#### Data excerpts
** START **
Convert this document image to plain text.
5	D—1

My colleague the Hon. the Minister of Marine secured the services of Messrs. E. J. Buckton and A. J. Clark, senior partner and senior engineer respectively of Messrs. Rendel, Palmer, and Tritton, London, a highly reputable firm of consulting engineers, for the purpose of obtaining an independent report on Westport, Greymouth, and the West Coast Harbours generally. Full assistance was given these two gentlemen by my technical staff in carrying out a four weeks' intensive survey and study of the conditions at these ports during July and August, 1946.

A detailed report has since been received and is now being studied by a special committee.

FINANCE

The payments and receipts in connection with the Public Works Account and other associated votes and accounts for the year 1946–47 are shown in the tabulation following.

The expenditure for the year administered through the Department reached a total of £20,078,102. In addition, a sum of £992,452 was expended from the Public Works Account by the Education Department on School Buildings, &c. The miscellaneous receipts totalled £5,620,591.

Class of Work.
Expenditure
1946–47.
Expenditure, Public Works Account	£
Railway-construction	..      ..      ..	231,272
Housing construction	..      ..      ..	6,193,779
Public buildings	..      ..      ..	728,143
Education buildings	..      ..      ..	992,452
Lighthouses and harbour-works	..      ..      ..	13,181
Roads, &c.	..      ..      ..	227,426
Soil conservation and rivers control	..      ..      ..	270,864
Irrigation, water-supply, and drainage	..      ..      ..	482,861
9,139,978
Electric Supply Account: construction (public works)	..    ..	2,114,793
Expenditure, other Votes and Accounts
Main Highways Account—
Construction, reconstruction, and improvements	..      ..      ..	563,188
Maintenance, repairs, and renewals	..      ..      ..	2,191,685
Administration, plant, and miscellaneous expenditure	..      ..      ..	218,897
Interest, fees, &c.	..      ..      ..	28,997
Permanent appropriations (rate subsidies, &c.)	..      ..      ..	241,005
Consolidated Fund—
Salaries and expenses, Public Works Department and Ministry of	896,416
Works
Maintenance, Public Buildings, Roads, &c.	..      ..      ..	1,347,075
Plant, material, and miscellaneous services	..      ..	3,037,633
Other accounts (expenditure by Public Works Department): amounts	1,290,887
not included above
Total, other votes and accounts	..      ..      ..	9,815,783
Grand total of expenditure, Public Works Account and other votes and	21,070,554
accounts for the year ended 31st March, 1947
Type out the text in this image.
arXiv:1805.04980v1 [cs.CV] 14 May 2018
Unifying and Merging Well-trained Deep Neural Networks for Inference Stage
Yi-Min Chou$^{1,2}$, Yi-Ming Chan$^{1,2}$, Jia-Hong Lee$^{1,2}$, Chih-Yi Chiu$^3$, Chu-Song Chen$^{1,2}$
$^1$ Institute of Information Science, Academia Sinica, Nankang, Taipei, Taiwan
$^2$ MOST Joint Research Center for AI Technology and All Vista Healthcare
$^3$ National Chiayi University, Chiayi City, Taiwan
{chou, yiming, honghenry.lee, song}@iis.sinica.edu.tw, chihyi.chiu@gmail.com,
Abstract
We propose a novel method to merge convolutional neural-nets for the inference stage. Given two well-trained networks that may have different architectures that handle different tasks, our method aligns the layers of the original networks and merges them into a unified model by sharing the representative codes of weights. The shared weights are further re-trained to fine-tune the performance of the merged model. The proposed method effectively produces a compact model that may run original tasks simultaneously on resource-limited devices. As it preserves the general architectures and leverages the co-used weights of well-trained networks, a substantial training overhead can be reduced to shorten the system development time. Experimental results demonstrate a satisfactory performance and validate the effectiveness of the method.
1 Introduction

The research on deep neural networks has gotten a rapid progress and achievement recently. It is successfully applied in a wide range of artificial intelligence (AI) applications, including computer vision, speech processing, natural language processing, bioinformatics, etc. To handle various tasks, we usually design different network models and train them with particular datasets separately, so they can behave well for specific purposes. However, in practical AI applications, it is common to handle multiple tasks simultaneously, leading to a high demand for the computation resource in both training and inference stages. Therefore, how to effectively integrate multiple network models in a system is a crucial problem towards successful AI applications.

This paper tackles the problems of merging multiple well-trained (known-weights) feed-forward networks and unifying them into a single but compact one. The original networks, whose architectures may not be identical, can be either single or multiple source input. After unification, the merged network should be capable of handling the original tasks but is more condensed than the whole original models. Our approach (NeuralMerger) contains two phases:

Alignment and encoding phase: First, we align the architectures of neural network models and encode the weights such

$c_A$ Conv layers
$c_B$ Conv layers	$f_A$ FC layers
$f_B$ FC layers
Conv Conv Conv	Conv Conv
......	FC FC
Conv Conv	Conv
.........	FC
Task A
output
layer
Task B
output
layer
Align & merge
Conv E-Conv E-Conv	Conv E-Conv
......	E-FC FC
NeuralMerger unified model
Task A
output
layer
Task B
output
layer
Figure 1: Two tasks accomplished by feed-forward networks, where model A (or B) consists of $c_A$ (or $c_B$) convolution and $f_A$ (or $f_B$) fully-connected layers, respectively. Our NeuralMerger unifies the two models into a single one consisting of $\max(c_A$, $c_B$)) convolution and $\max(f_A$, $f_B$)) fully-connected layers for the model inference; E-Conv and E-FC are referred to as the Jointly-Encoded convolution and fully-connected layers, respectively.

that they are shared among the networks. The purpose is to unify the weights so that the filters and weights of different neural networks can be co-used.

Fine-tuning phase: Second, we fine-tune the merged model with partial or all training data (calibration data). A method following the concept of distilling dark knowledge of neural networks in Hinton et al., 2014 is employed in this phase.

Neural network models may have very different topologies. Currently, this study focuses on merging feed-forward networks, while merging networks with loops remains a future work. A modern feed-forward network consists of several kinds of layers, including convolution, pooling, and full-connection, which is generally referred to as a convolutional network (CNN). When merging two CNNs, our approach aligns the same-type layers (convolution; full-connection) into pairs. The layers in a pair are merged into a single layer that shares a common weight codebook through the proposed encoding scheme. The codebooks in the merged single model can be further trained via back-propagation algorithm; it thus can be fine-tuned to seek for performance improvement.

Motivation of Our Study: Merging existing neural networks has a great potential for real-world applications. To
** END **
#### Given task
Copy every line in the records above that contains the word "Department".

#### Task response
The expenditure for the year administered through the Department reached a total of £20,078,102. In addition, a sum of £992,452 was expended from the Public Works Account by the Education Department on School Buildings, &c. The miscellaneous receipts totalled £5,620,591.
Salaries and expenses, Public Works Department and Ministry of	896,416
Other accounts (expenditure by Public Works Department): amounts	1,290,887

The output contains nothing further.